**Source:**

Andy Coulson, the British prime minister's former director of communications, has been charged with illegally paying for information contained in a confidential Buckingham Palace directory.
Known as 'The Green Book', the document includes the home numbers of senior royals including Prince Edward and Princess Anne as well as the landline and mobile numbers of all royal household staff.
Mr Coulson, who used to edit the now defunct ' News of the World', has been charged alongside the paper's former royal editor, Clive Goodman, in relation to the request and authorisation of payments to a public official.
It is alleged that between August 2002 and January 2003 they conspired with others to commit misconduct in a public office in illegally paying for information about the royal family and members of the royal household.
In addition, Rebekah Brooks, the former chief executive of News International, has been charged in relation to alleged illegal payments made to public officials while she was in charge at 'The Sun' newspaper.
Mrs Brooks, who also edited the 'News of the World', has been charged alongside former 'The Sun' chief reporter John Kay over alleged illegal payments to a Ministry of Defence employee, Bettina Jordan-Barber.

**Short task:** Return everything from "Mr Coulson, who" down to "at 'The Sun' newspaper." in the report above on the charges against Andy Coulson, copied word for word.

**Listed entries:**
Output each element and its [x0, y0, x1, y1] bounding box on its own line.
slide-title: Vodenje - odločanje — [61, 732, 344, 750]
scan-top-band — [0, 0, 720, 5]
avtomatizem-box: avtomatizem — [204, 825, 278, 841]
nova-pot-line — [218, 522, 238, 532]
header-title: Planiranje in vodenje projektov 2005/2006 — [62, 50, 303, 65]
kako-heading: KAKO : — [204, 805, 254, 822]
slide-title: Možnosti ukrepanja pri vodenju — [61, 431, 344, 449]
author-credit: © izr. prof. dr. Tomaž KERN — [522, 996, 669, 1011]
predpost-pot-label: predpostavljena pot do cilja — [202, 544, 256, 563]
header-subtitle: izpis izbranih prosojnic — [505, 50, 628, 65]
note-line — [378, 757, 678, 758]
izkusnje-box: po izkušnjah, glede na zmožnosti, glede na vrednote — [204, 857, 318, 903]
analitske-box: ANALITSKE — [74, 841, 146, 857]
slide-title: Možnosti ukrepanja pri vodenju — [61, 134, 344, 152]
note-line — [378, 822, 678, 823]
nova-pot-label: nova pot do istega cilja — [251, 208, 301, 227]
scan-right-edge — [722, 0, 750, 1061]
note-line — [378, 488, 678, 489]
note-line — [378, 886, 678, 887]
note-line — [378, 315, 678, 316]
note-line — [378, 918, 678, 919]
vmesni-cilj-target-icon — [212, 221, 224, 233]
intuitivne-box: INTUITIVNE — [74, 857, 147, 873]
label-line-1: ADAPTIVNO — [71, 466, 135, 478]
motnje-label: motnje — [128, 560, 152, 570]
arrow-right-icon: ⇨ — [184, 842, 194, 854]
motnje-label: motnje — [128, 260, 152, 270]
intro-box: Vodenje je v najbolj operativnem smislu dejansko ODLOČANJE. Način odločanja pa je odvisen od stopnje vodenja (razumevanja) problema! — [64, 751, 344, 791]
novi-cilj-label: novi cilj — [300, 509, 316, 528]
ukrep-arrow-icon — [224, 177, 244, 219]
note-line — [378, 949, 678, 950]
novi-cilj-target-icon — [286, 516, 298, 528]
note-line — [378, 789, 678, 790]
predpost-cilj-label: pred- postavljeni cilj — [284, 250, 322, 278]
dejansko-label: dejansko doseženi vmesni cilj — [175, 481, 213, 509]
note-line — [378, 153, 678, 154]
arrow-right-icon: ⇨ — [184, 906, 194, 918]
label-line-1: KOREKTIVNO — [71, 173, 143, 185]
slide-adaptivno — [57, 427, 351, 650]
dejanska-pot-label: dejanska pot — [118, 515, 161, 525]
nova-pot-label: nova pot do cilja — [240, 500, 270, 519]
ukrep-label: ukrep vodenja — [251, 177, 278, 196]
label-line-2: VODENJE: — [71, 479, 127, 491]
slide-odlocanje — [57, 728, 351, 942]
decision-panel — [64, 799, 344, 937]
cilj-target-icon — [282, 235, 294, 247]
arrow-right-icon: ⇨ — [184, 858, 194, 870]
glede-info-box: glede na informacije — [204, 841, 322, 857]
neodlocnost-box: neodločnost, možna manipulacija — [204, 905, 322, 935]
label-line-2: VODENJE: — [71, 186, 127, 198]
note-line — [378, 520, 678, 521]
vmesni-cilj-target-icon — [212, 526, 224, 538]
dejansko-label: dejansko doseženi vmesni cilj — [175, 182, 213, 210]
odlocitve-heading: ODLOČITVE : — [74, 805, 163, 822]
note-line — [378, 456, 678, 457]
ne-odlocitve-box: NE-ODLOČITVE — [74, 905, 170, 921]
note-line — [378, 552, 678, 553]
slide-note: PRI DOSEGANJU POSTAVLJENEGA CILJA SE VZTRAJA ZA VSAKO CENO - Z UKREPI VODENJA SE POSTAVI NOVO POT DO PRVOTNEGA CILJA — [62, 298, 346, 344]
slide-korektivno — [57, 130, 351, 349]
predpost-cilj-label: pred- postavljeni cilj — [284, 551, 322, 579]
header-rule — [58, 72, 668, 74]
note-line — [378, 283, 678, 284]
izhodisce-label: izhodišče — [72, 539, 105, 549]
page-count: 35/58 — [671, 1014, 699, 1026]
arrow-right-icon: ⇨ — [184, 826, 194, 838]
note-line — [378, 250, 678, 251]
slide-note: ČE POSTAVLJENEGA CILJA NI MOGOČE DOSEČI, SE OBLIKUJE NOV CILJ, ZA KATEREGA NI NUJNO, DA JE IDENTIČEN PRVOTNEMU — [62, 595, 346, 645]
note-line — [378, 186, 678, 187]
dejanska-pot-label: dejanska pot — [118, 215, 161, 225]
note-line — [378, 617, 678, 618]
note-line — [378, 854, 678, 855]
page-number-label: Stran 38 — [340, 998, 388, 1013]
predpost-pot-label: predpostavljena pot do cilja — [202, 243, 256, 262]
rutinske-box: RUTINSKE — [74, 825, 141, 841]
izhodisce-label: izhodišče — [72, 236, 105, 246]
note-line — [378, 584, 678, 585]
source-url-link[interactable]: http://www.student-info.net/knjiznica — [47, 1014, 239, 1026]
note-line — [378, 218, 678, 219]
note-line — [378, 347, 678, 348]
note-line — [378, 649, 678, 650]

**Written solution:**
Mr Coulson, who used to edit the now defunct ' News of the World', has been charged alongside the paper's former royal editor, Clive Goodman, in relation to the request and authorisation of payments to a public official.
It is alleged that between August 2002 and January 2003 they conspired with others to commit misconduct in a public office in illegally paying for information about the royal family and members of the royal household.
In addition, Rebekah Brooks, the former chief executive of News International, has been charged in relation to alleged illegal payments made to public officials while she was in charge at 'The Sun' newspaper.